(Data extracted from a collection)

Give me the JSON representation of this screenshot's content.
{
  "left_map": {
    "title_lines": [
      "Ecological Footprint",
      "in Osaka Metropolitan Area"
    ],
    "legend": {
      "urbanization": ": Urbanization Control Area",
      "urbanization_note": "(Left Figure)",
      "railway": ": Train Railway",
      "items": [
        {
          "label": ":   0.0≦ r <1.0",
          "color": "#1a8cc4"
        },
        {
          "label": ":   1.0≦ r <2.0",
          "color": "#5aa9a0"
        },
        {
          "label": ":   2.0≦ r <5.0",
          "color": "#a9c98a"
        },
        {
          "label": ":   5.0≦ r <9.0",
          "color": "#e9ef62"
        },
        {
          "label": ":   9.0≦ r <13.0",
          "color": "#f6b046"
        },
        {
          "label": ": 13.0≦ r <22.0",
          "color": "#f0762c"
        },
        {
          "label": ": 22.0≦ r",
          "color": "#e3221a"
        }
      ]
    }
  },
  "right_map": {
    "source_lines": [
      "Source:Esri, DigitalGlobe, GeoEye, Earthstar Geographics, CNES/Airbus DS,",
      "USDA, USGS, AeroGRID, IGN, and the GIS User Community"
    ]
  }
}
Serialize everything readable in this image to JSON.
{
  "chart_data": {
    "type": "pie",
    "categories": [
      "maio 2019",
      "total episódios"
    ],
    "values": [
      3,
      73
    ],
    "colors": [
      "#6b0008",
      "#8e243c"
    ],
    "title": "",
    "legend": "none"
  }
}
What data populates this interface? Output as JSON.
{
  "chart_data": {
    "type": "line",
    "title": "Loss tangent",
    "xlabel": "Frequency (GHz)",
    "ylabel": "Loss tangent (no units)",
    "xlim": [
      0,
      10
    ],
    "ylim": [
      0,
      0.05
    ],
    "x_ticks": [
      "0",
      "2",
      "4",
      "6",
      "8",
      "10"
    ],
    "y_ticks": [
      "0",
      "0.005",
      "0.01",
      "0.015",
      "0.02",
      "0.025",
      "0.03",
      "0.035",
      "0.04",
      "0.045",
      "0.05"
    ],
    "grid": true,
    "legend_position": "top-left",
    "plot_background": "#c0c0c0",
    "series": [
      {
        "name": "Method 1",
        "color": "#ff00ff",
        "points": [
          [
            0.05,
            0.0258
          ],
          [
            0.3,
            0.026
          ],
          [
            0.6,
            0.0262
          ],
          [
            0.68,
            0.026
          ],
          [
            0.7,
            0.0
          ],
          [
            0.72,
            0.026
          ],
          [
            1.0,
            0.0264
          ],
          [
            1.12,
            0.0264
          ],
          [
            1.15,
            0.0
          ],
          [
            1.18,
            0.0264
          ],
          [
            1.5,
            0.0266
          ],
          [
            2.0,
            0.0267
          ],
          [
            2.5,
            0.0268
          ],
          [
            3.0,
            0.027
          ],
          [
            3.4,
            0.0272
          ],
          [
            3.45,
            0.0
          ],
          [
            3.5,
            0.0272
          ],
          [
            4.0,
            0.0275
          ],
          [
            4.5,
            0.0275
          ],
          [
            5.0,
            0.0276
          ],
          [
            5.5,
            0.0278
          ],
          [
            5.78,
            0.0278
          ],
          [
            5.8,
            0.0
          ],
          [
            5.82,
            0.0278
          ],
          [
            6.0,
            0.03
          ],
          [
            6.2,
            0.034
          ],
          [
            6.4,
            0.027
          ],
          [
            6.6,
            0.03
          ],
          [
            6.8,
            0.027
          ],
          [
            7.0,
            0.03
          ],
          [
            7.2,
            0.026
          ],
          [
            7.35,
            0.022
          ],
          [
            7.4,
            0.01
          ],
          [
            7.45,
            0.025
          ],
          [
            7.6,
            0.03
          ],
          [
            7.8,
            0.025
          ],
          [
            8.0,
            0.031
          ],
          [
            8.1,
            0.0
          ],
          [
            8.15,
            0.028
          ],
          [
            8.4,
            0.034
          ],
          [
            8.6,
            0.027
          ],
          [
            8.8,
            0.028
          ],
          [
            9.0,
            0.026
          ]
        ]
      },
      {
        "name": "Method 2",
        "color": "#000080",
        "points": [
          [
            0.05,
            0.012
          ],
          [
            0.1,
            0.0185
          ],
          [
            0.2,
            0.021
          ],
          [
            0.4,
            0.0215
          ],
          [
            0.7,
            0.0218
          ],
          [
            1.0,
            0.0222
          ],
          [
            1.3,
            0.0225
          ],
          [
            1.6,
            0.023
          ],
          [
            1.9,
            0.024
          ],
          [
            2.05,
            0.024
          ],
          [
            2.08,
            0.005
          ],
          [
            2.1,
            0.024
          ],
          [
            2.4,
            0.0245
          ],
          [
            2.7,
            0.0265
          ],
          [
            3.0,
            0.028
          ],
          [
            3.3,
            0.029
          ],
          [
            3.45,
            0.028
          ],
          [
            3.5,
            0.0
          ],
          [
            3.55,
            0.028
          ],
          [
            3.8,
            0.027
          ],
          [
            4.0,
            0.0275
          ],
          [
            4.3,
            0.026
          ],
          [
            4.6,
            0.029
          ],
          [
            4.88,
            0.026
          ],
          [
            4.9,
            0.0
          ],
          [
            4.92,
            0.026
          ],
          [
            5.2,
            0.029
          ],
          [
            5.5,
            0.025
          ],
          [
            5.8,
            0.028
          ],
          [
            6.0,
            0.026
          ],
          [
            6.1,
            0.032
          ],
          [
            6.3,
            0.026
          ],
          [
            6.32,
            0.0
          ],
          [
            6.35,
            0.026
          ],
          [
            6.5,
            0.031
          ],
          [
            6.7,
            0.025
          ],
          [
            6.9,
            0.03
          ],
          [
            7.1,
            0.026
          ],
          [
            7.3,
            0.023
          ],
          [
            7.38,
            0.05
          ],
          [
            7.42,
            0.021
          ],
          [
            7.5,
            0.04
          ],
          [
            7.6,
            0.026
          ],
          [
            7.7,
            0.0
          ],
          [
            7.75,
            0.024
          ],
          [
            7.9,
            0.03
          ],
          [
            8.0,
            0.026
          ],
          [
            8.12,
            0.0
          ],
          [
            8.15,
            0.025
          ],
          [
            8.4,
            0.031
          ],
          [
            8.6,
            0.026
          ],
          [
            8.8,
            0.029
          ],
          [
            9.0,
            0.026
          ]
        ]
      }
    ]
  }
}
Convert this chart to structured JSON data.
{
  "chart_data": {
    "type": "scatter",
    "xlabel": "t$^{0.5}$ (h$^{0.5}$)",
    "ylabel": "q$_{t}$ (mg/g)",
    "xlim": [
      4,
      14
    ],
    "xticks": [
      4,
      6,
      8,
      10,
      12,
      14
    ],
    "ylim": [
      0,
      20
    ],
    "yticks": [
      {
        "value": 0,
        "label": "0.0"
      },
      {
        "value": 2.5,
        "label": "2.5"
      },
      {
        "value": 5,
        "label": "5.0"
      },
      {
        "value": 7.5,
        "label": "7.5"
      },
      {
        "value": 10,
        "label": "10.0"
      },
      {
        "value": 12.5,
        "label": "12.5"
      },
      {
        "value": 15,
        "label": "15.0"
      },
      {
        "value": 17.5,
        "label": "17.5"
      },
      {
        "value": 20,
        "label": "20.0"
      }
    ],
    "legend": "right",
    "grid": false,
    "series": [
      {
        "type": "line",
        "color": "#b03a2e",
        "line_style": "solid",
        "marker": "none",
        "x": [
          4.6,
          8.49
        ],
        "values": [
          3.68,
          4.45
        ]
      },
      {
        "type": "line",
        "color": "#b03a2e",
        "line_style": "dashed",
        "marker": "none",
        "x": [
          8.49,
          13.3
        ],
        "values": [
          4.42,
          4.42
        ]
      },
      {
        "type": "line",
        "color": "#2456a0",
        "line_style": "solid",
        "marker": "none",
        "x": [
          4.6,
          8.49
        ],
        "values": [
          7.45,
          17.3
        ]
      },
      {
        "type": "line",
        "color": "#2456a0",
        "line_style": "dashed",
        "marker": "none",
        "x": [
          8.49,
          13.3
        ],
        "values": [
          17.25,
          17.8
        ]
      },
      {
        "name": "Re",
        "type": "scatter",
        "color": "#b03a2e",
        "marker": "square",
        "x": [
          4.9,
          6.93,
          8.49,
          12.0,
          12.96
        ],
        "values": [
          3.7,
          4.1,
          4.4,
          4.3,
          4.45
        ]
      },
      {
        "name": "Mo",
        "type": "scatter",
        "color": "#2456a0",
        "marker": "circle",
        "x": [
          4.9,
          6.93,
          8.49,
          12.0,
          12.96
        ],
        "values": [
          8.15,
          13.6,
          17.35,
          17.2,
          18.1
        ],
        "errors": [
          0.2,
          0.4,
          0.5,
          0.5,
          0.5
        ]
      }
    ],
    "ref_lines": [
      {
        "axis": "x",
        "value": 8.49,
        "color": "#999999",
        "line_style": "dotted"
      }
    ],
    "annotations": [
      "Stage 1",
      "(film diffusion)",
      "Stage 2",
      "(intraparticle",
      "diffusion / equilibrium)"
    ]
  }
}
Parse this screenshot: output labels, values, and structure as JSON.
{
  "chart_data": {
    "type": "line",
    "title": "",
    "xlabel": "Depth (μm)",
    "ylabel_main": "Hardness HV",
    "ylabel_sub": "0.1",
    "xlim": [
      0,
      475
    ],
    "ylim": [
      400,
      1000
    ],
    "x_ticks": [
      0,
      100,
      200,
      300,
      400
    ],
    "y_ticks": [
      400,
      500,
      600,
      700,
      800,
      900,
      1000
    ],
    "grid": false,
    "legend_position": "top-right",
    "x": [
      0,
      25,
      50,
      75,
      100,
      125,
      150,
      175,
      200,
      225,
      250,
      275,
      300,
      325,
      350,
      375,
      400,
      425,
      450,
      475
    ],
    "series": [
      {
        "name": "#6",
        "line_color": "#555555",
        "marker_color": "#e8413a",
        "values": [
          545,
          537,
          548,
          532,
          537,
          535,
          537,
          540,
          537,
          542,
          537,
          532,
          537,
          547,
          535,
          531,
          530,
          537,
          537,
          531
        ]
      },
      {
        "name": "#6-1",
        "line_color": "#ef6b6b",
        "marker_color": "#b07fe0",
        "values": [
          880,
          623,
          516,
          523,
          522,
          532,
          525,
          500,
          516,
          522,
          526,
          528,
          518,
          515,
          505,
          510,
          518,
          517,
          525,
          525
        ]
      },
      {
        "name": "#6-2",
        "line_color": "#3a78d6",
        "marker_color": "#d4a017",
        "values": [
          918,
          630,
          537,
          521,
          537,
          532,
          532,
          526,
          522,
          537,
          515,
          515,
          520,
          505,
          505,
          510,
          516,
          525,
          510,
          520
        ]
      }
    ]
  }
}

> _Instructions for the task_
Copy every line of the records above that contains "name".

> _Task response_
        "name": "Method 1",
        "name": "Method 2",
        "name": "Re",
        "name": "Mo",
        "name": "#6",
        "name": "#6-1",
        "name": "#6-2",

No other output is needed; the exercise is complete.